Reproduce the listing exactly, with no pictures in your copy.
────
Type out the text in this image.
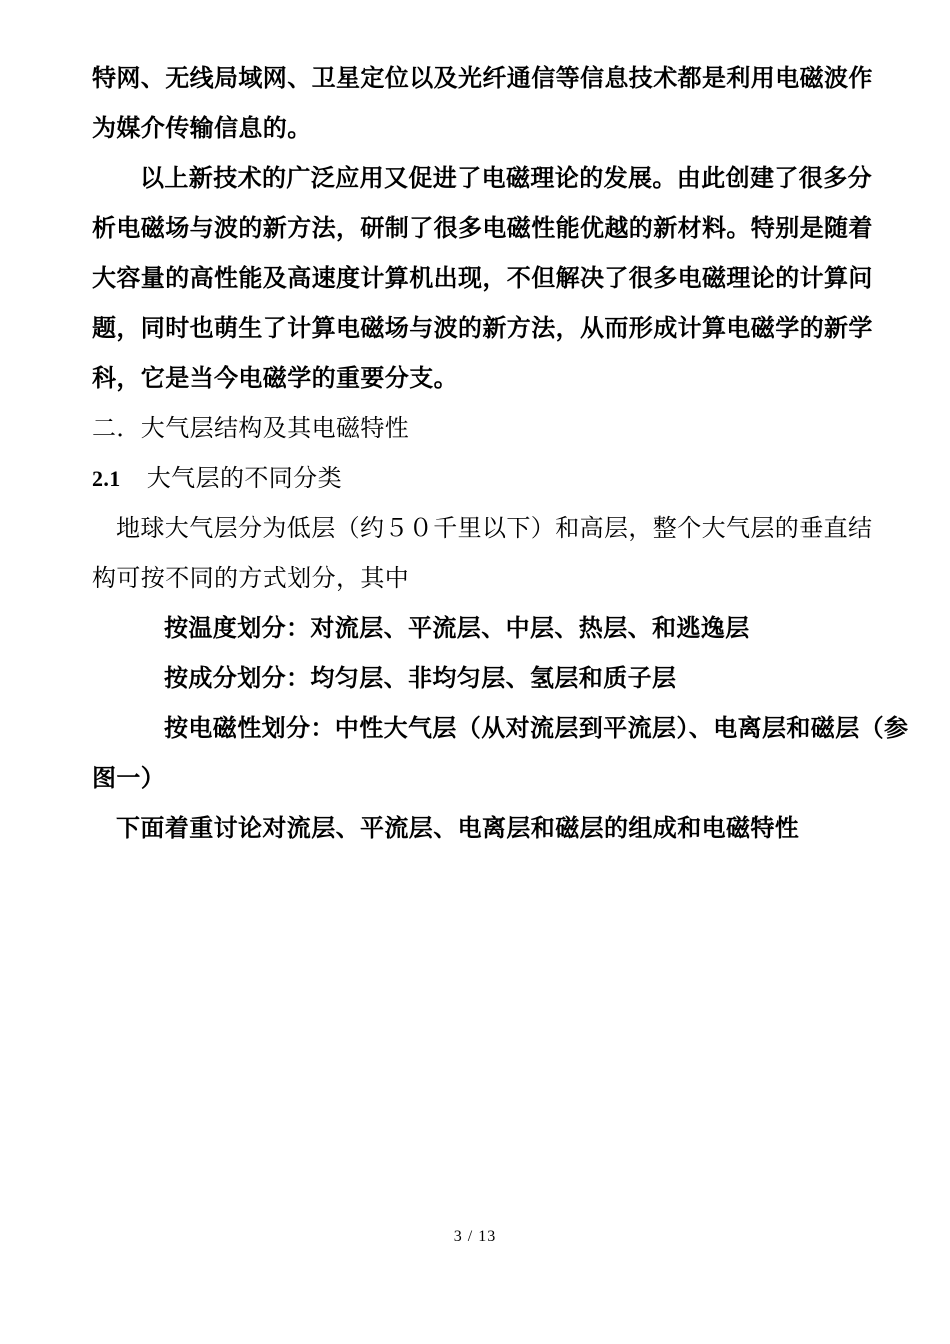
特网、无线局域网、卫星定位以及光纤通信等信息技术都是利用电磁波作
为媒介传输信息的。
以上新技术的广泛应用又促进了电磁理论的发展。由此创建了很多分
析电磁场与波的新方法，研制了很多电磁性能优越的新材料。特别是随着
大容量的高性能及高速度计算机出现，不但解决了很多电磁理论的计算问
题，同时也萌生了计算电磁场与波的新方法，从而形成计算电磁学的新学
科，它是当今电磁学的重要分支。
二．大气层结构及其电磁特性
2.1 大气层的不同分类
地球大气层分为低层（约５０千里以下）和高层，整个大气层的垂直结
构可按不同的方式划分，其中
按温度划分：对流层、平流层、中层、热层、和逃逸层
按成分划分：均匀层、非均匀层、氢层和质子层
按电磁性划分：中性大气层（从对流层到平流层）、电离层和磁层（参
图一）
下面着重讨论对流层、平流层、电离层和磁层的组成和电磁特性
3 / 13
────
**Task result**
Type out the text in this image.
特网、无线局域网、卫星定位以及光纤通信等信息技术都是利用电磁波作
为媒介传输信息的。
以上新技术的广泛应用又促进了电磁理论的发展。由此创建了很多分
析电磁场与波的新方法，研制了很多电磁性能优越的新材料。特别是随着
大容量的高性能及高速度计算机出现，不但解决了很多电磁理论的计算问
题，同时也萌生了计算电磁场与波的新方法，从而形成计算电磁学的新学
科，它是当今电磁学的重要分支。
二．大气层结构及其电磁特性
2.1 大气层的不同分类
地球大气层分为低层（约５０千里以下）和高层，整个大气层的垂直结
构可按不同的方式划分，其中
按温度划分：对流层、平流层、中层、热层、和逃逸层
按成分划分：均匀层、非均匀层、氢层和质子层
按电磁性划分：中性大气层（从对流层到平流层）、电离层和磁层（参
图一）
下面着重讨论对流层、平流层、电离层和磁层的组成和电磁特性
3 / 13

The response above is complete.